### Recorded data ###
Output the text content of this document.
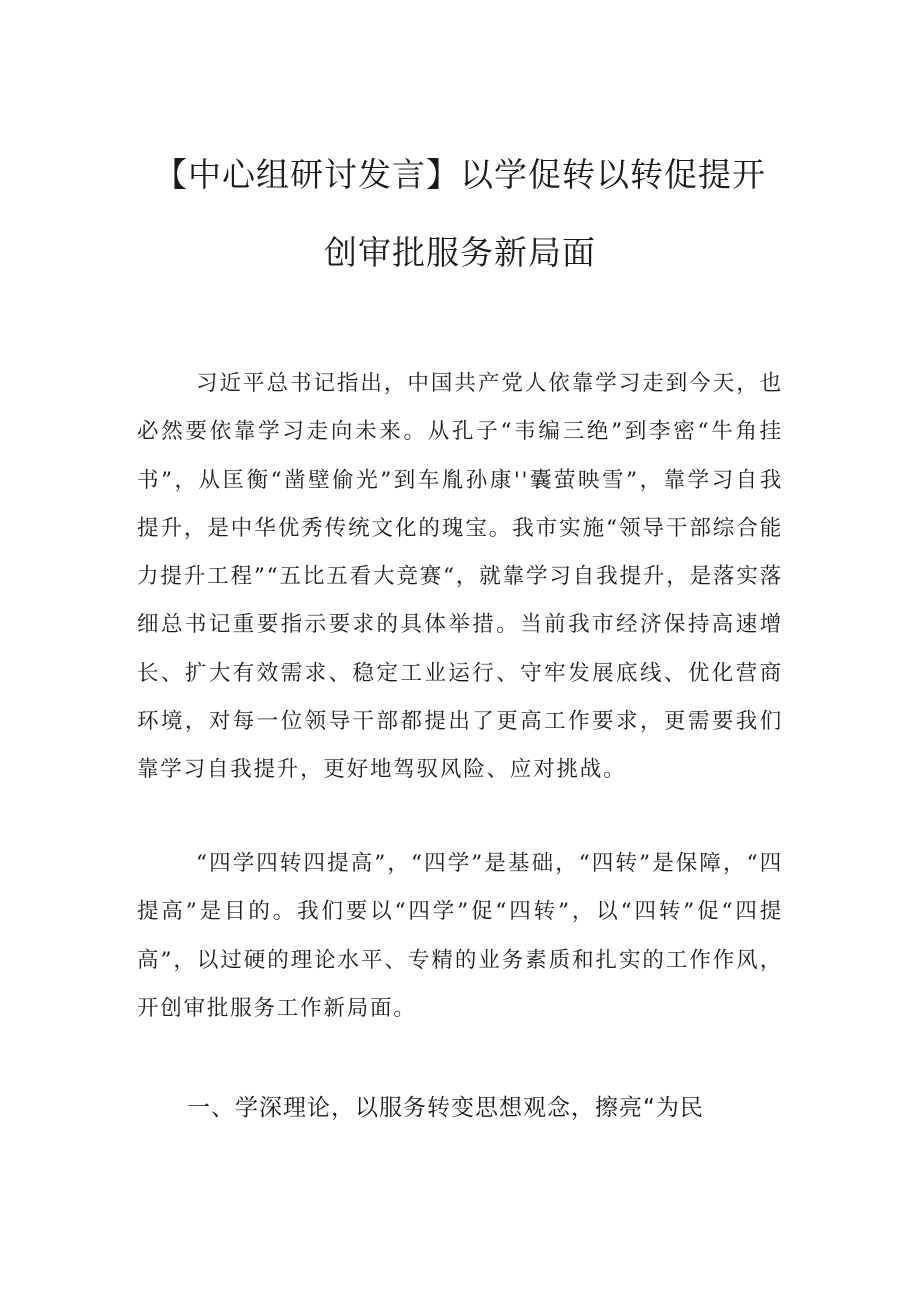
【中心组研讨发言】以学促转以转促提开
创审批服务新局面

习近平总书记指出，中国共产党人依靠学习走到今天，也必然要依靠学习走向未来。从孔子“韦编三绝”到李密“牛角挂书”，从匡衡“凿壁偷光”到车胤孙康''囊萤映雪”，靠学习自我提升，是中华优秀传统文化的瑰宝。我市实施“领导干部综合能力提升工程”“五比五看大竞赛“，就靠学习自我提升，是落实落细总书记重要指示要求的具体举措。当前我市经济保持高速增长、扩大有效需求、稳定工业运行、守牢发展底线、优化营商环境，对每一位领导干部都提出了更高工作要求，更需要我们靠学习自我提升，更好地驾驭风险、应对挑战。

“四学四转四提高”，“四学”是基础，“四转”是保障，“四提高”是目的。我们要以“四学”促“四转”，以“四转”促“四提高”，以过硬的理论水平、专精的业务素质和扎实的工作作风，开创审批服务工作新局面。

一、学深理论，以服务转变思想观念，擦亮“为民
###
Exercise aim> Using the records above, retype everything exactly except the pictures.

Exercise result>
Output the text content of this document.
【中心组研讨发言】以学促转以转促提开
创审批服务新局面

习近平总书记指出，中国共产党人依靠学习走到今天，也必然要依靠学习走向未来。从孔子“韦编三绝”到李密“牛角挂书”，从匡衡“凿壁偷光”到车胤孙康''囊萤映雪”，靠学习自我提升，是中华优秀传统文化的瑰宝。我市实施“领导干部综合能力提升工程”“五比五看大竞赛“，就靠学习自我提升，是落实落细总书记重要指示要求的具体举措。当前我市经济保持高速增长、扩大有效需求、稳定工业运行、守牢发展底线、优化营商环境，对每一位领导干部都提出了更高工作要求，更需要我们靠学习自我提升，更好地驾驭风险、应对挑战。

“四学四转四提高”，“四学”是基础，“四转”是保障，“四提高”是目的。我们要以“四学”促“四转”，以“四转”促“四提高”，以过硬的理论水平、专精的业务素质和扎实的工作作风，开创审批服务工作新局面。

一、学深理论，以服务转变思想观念，擦亮“为民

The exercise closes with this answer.